=== Given request ===
Select, from the material below, each line with "Copy" in it.

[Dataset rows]
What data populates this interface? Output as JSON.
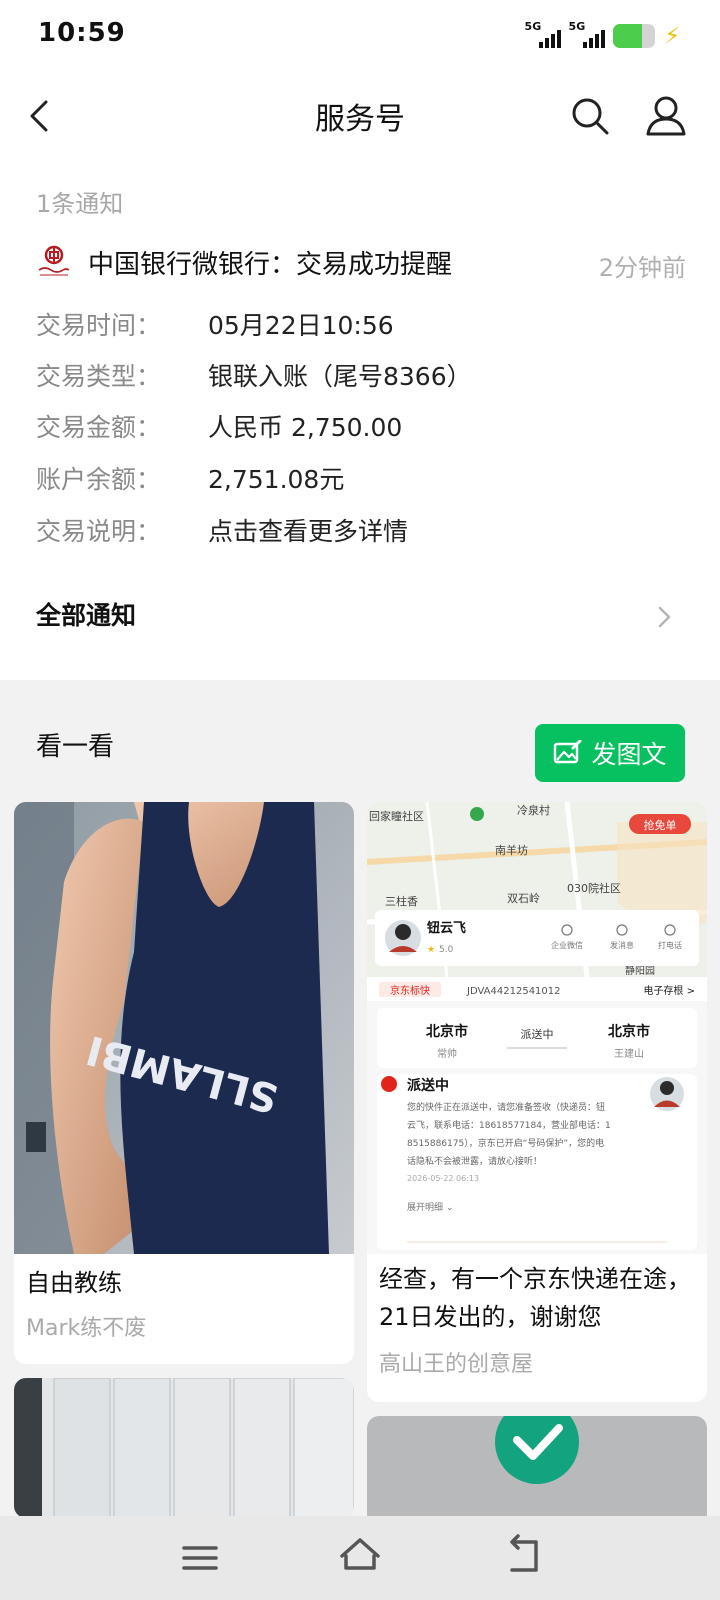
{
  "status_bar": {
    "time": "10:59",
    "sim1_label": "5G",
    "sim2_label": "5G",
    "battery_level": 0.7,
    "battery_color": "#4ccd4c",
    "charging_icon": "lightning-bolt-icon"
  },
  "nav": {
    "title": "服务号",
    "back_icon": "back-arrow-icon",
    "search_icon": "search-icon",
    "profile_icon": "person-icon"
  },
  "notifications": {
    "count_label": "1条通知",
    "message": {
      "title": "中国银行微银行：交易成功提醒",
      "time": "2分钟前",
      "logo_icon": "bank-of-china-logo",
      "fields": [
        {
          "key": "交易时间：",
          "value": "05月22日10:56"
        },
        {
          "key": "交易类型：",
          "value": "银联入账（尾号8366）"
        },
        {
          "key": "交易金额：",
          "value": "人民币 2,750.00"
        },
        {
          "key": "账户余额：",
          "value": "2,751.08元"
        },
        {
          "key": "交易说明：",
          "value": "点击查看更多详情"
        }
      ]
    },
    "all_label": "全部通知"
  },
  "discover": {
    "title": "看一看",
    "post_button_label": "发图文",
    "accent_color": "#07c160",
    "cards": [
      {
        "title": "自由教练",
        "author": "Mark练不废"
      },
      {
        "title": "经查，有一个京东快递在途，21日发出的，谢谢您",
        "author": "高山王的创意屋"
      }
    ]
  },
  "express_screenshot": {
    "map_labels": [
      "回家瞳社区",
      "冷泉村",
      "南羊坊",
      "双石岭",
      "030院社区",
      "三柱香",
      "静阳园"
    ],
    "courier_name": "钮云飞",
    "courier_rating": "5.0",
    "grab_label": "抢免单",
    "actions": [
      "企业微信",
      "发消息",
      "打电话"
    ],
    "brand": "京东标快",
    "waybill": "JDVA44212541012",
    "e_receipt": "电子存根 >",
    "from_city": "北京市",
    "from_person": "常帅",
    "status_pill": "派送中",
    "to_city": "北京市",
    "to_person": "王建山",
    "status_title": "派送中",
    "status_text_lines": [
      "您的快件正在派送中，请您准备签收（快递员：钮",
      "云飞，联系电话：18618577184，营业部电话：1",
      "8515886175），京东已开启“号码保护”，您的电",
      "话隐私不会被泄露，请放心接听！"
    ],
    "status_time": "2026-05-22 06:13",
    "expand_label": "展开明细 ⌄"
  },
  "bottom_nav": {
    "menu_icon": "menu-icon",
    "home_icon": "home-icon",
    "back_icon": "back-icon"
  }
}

---

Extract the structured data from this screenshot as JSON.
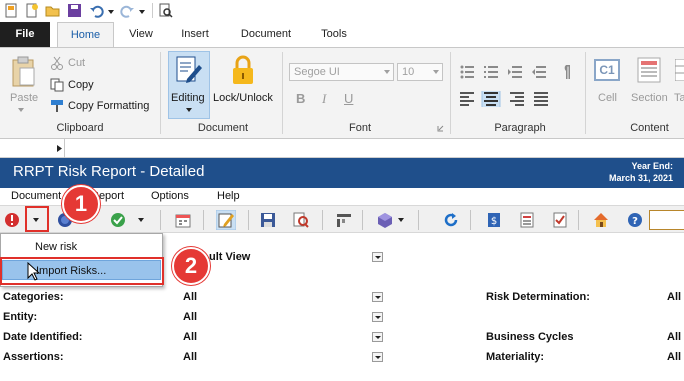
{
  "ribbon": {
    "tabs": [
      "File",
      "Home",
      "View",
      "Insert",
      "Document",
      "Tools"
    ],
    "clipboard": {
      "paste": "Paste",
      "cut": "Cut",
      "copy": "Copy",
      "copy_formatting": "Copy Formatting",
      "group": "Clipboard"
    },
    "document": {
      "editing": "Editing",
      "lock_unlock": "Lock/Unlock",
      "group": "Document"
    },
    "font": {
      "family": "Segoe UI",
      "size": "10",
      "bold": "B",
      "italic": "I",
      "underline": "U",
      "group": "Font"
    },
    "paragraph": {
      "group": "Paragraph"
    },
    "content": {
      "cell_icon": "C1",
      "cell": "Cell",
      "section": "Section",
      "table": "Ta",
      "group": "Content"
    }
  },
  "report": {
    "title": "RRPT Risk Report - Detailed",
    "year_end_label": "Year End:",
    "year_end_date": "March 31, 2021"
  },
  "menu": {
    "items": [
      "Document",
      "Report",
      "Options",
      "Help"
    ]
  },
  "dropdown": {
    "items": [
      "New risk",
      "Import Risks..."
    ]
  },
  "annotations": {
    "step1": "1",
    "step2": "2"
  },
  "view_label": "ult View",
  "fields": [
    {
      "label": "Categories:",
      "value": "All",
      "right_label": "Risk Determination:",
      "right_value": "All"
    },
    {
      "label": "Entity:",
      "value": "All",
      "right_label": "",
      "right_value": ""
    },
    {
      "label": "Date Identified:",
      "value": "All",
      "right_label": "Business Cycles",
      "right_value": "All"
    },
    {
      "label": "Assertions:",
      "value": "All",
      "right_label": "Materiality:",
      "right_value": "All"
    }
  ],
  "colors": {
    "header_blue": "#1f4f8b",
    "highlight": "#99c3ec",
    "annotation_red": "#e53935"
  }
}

=== Output for this exercise ===
      "copy": "Copy",
      "copy_formatting": "Copy Formatting",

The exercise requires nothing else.